* start Provided information *
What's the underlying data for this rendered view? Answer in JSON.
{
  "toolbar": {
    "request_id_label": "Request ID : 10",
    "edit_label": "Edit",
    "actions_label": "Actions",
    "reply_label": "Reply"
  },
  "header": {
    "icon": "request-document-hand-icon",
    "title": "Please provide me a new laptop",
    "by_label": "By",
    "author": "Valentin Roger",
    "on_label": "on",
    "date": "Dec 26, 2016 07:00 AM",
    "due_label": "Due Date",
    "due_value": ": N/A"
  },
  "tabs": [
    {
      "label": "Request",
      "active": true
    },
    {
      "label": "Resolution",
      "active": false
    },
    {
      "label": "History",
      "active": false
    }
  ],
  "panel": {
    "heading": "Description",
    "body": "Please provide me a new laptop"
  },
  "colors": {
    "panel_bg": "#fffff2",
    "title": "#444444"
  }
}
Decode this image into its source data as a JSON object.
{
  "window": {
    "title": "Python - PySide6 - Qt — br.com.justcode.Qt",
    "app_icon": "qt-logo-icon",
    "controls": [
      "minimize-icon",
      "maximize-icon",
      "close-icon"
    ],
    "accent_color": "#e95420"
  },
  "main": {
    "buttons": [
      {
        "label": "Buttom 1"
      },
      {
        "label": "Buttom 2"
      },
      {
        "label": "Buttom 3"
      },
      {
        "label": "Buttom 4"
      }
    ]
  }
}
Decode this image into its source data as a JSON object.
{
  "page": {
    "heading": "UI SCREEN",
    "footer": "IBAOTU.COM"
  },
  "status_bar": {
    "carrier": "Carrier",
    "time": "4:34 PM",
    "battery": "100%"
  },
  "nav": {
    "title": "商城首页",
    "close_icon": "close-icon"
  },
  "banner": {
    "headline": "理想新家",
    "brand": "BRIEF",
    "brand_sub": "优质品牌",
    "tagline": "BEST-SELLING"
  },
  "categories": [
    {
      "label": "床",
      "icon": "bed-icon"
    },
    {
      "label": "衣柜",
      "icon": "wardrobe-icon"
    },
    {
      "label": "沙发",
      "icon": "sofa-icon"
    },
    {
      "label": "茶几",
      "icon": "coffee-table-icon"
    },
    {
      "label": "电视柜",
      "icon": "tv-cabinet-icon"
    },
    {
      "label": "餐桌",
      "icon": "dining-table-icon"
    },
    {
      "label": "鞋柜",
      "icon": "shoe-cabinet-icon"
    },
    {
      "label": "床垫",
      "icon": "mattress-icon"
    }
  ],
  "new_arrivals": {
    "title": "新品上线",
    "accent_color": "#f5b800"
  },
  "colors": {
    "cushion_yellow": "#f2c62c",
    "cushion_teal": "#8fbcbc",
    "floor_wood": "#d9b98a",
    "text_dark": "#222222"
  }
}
* end Provided information *
* start Provided information *
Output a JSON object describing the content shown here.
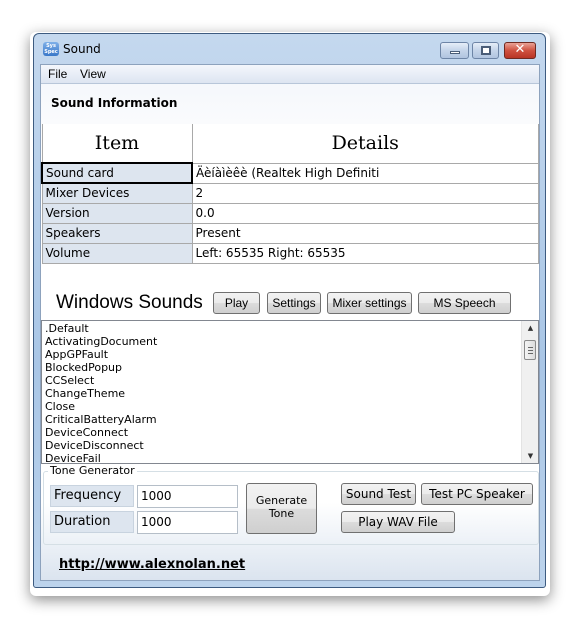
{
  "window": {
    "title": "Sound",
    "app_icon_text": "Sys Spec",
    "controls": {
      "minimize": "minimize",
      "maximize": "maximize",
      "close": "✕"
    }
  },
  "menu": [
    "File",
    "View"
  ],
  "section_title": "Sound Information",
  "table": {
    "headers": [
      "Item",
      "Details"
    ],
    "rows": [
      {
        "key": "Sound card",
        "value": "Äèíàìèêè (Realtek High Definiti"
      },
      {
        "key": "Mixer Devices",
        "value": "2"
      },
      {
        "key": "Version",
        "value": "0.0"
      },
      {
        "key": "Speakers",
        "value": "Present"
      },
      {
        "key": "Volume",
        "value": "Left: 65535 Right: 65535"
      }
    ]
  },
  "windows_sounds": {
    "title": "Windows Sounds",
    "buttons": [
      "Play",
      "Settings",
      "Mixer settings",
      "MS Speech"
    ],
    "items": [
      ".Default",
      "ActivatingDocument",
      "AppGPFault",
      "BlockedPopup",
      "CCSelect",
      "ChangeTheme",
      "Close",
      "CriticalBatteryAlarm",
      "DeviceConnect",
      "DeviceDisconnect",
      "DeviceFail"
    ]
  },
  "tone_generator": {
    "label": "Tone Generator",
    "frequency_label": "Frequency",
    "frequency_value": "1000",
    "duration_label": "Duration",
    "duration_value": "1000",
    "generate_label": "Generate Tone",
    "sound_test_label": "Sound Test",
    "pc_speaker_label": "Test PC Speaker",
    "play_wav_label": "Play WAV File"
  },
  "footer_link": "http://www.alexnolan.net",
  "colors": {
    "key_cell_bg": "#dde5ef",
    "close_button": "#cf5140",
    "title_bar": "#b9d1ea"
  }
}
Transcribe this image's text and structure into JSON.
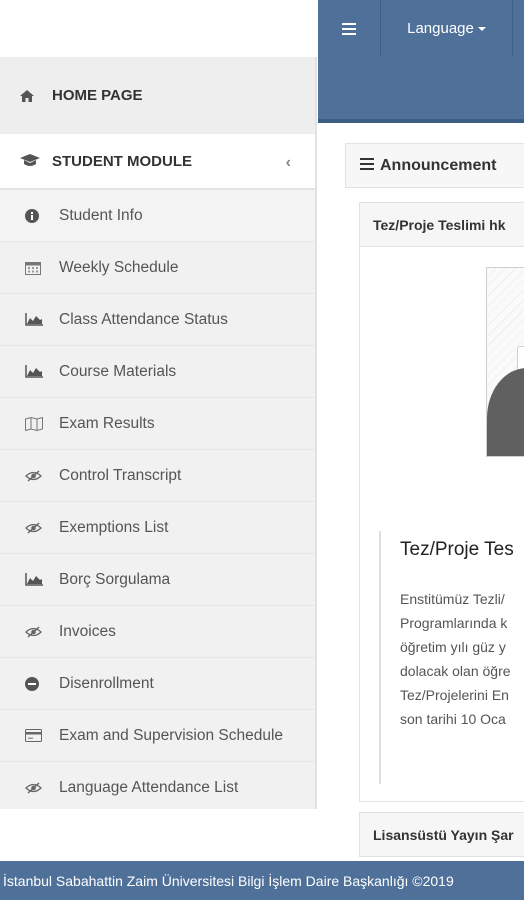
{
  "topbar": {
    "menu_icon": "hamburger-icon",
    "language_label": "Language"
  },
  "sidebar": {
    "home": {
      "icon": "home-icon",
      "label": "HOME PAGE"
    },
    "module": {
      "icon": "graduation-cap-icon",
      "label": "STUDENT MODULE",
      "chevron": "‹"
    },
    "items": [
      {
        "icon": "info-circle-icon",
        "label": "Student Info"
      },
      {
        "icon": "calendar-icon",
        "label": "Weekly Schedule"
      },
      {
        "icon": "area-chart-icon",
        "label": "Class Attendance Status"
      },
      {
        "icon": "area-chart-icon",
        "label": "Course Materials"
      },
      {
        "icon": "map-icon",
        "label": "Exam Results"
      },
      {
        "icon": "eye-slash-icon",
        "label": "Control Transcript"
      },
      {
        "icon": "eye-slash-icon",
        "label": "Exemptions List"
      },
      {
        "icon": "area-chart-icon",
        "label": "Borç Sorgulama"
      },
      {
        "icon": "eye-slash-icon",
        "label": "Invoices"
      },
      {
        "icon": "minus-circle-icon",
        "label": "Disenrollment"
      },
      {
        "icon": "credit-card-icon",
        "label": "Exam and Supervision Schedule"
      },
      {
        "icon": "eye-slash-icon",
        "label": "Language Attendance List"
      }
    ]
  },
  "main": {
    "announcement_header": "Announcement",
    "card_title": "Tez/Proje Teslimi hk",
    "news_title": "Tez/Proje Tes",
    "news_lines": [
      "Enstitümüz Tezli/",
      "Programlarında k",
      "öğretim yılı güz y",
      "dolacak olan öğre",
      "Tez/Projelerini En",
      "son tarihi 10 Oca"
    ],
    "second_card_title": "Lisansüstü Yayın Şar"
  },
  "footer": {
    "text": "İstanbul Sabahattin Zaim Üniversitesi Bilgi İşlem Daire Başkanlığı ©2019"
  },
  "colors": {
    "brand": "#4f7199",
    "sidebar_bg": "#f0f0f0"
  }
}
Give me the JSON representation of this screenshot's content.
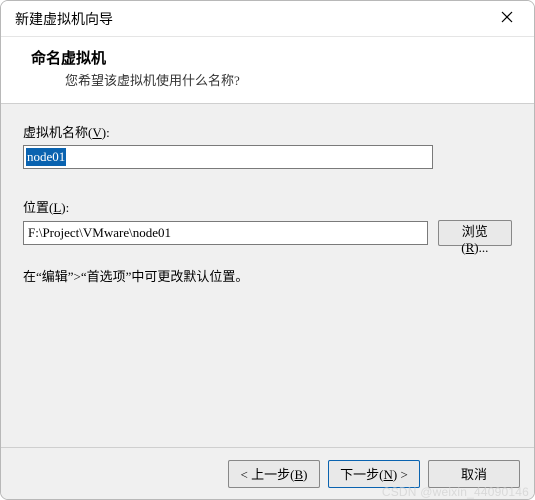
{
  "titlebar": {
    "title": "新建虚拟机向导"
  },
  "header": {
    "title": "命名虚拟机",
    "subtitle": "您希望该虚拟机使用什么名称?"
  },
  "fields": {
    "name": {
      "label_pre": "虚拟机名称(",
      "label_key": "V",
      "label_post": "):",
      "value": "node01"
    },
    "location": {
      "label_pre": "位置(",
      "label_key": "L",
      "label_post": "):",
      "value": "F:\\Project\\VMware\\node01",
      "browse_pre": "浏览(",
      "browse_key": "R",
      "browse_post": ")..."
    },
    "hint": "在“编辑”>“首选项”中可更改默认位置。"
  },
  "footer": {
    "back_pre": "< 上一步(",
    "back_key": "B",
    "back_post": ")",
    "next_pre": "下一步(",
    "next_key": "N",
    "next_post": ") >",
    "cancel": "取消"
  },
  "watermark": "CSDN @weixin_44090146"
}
* end Provided information *
§ Exercise requirements
Gather up every line from the listing above in which the word "content" occurs.

§ In response
Output a JSON object describing the content shown here.
Give me the JSON representation of this screenshot's content.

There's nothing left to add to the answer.